* SHORT EXERCISE *
From the data that follows, copy every line holding the string "this".

* RAW RECORDS *
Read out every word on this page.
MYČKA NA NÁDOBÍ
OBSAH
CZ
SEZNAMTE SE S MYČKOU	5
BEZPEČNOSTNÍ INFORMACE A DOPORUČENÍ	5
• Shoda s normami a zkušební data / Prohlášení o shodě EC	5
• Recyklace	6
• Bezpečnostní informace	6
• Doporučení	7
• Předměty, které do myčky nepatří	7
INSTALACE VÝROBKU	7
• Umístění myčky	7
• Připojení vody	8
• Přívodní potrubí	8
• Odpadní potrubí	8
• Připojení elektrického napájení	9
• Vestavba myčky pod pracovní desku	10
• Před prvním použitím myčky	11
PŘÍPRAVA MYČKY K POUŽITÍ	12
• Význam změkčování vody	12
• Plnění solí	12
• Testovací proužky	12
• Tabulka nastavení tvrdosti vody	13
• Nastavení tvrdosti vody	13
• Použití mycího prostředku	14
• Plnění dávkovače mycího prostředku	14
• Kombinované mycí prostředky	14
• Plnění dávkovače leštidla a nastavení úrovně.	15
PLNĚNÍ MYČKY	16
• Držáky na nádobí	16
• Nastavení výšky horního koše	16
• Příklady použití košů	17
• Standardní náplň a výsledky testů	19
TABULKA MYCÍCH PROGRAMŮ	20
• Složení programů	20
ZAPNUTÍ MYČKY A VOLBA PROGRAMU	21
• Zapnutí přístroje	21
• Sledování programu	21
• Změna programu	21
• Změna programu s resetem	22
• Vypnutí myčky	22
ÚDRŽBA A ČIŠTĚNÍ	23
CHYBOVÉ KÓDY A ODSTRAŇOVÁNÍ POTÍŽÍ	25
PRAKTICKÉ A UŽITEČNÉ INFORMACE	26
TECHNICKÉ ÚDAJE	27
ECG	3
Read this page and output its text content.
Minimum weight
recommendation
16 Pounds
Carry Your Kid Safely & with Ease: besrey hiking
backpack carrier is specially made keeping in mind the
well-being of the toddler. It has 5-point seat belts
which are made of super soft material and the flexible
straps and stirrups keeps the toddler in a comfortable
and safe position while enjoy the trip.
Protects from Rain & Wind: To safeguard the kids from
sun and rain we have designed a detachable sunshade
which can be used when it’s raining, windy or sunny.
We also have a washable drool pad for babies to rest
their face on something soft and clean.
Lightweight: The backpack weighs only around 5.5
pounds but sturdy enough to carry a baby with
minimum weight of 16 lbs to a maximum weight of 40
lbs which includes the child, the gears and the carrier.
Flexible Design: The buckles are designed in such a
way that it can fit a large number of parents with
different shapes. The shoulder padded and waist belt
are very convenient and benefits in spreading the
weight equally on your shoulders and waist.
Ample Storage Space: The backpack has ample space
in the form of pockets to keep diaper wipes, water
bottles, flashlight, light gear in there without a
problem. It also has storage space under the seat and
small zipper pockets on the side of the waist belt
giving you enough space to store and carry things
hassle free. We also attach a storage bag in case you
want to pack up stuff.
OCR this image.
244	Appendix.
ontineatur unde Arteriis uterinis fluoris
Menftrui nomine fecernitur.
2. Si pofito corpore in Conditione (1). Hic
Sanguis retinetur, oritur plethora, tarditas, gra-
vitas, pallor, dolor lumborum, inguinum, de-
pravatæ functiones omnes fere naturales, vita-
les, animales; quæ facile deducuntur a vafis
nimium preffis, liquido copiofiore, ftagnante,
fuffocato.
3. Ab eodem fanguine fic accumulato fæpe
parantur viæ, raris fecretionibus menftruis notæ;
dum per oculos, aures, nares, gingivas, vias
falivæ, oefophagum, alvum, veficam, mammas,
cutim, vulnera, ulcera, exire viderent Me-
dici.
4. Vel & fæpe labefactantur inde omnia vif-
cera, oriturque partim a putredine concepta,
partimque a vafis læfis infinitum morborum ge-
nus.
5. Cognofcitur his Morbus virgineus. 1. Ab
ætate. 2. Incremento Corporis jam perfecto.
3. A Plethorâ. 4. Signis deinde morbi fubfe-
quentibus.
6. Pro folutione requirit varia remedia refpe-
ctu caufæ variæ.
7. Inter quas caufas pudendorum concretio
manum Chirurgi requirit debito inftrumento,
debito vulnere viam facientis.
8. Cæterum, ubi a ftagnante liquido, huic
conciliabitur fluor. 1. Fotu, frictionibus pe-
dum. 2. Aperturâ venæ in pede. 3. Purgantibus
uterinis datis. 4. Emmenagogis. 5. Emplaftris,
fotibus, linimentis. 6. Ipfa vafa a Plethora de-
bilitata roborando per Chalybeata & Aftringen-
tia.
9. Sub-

* TASK RESPONSE *
Read out every word on this page.
Read this page and output its text content.
OCR this image.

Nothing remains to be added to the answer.